**SUPPLIED MATERIAL:**
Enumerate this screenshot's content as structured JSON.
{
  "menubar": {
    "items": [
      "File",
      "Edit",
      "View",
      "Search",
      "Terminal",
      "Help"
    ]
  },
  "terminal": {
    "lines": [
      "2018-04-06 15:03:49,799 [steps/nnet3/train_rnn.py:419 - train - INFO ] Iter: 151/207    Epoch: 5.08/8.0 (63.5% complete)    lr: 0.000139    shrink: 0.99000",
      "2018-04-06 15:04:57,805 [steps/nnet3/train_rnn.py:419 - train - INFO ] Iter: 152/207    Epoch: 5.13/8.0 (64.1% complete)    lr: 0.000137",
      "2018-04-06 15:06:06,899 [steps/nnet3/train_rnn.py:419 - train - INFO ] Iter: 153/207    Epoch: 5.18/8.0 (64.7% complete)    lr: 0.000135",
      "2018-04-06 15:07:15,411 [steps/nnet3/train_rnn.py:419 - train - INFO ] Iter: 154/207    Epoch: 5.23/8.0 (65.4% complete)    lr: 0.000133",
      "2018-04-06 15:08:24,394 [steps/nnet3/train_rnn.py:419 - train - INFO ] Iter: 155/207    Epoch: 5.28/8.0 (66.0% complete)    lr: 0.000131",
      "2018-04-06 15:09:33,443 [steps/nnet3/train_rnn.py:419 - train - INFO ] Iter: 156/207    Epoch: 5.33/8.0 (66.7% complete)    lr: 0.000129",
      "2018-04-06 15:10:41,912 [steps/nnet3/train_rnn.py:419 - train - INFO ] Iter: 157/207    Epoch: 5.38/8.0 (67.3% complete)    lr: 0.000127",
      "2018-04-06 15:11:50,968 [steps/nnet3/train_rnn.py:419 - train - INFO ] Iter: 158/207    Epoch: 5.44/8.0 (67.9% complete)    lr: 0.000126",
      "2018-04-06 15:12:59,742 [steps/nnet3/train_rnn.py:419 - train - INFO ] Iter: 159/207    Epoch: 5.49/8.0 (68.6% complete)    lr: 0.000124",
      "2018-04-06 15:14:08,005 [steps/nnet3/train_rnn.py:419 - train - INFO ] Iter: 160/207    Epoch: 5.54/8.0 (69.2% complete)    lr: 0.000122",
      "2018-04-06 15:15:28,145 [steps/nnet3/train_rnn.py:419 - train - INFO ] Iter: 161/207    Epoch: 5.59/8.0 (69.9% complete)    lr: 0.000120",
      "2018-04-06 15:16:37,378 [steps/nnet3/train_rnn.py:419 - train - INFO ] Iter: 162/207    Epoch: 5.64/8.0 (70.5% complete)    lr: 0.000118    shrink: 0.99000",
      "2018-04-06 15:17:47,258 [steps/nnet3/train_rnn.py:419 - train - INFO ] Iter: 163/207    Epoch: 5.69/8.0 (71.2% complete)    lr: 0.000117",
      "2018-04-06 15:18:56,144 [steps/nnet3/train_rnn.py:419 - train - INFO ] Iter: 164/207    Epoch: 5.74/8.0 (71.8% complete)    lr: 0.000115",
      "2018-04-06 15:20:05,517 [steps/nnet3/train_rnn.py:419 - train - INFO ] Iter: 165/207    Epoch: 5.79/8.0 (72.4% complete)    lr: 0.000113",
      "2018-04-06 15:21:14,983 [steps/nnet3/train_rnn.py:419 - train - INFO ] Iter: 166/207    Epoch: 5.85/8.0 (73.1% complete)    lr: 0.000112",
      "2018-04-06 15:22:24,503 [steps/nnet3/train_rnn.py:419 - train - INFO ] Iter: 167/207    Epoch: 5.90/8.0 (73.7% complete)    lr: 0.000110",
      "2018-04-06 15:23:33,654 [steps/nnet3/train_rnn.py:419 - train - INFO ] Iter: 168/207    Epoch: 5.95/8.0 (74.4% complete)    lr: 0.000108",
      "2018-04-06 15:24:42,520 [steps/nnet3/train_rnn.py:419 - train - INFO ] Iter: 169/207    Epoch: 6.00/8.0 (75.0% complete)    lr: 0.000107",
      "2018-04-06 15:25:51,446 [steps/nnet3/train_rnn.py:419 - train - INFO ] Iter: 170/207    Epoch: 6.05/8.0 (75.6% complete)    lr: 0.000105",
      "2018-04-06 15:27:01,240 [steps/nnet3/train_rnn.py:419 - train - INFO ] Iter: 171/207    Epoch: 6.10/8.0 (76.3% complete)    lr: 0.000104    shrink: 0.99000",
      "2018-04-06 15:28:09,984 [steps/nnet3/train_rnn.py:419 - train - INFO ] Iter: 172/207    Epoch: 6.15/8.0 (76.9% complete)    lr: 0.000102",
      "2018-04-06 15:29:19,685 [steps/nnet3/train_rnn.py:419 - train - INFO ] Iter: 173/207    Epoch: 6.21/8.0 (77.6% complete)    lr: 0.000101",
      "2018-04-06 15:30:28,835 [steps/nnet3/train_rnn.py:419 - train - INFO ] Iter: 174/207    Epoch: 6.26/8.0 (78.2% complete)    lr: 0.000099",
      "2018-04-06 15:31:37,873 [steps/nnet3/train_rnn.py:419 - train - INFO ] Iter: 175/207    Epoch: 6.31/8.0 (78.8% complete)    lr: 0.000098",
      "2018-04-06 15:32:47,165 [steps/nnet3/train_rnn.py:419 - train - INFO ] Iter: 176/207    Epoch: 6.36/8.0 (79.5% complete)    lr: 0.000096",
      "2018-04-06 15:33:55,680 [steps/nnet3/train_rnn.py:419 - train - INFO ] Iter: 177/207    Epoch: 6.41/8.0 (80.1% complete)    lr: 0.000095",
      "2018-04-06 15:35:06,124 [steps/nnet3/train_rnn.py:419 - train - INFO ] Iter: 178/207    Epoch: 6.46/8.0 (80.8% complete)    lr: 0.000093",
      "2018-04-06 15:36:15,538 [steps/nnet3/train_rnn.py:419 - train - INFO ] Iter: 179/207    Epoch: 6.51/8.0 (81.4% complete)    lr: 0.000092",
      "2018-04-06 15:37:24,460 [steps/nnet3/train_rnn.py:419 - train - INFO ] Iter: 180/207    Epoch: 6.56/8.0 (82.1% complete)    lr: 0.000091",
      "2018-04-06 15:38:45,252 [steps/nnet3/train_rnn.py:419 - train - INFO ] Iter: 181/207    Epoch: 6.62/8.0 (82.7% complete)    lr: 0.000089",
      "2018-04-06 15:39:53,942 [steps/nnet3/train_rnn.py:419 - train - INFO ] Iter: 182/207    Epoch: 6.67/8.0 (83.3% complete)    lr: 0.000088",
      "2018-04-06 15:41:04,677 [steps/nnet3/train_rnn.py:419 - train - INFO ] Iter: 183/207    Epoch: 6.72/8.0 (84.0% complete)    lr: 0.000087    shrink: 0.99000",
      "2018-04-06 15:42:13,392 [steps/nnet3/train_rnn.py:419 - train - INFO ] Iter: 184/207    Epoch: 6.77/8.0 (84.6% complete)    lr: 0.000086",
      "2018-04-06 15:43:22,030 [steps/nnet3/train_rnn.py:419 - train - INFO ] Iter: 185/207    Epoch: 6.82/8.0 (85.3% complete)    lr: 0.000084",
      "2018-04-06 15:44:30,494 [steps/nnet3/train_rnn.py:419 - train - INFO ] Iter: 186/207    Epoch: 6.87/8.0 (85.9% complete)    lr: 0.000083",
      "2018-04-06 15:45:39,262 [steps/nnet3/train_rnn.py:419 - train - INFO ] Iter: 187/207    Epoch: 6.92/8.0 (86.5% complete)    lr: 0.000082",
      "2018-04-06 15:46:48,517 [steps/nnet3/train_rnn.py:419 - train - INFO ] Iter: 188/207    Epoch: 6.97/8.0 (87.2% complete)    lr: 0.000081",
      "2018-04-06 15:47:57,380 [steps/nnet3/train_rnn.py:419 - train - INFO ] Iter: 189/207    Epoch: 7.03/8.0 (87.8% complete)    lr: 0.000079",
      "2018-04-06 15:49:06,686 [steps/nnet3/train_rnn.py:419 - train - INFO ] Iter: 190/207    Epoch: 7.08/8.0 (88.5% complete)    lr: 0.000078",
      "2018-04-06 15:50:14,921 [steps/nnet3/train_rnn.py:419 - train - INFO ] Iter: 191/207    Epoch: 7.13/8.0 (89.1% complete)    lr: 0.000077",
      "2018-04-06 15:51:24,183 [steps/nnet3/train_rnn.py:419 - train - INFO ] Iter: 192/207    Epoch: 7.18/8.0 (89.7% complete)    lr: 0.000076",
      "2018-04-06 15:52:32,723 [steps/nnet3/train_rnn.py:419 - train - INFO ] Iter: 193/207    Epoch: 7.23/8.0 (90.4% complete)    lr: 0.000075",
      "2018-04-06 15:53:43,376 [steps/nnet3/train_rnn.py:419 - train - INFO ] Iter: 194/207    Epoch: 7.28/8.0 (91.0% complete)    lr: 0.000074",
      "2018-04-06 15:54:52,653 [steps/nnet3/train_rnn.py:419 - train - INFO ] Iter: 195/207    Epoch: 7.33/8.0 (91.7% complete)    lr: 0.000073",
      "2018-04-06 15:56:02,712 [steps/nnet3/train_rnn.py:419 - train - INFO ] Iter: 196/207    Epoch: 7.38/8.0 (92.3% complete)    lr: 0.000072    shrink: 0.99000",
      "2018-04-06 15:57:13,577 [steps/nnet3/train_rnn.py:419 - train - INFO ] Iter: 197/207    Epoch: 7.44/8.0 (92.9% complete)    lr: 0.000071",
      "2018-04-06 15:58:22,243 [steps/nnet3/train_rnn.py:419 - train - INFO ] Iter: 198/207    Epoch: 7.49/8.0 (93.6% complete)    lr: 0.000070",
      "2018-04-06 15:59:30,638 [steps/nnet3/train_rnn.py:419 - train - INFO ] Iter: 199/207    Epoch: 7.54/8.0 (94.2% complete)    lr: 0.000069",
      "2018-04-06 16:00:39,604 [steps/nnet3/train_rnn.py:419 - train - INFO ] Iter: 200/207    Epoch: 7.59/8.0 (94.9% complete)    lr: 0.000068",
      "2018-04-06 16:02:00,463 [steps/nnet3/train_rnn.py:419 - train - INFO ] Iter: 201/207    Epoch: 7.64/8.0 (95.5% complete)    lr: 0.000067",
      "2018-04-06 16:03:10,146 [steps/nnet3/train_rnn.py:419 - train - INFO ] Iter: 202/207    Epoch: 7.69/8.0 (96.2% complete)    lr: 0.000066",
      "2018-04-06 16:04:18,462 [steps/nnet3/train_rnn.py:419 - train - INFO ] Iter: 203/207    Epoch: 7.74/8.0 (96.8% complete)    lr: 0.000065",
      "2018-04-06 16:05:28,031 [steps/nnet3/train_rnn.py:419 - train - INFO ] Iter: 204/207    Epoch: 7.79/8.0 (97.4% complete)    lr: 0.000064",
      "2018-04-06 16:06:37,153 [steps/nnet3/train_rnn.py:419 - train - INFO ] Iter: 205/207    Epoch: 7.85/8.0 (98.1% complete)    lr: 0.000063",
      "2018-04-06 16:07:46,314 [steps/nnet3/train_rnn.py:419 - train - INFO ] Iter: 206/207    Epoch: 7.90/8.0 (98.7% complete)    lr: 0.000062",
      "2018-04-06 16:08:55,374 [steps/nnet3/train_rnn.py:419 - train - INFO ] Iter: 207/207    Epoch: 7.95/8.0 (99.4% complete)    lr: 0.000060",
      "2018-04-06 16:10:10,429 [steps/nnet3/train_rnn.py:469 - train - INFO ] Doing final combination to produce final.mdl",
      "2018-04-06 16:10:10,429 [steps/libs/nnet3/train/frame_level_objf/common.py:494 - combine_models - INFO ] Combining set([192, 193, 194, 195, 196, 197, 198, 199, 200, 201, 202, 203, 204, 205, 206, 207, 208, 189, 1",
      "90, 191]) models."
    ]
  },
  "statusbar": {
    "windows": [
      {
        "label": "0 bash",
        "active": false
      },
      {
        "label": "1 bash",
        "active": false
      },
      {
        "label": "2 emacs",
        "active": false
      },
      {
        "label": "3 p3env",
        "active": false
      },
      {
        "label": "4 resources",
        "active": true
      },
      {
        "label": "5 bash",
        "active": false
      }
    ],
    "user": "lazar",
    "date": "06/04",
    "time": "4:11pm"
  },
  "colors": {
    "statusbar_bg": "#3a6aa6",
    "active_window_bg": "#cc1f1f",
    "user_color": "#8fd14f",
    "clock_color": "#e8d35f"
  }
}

**SET TASK:** Filter the records above and return every line that holds the word "label".

**SOLUTION TO THIS TASK:**
        "label": "0 bash",
        "label": "1 bash",
        "label": "2 emacs",
        "label": "3 p3env",
        "label": "4 resources",
        "label": "5 bash",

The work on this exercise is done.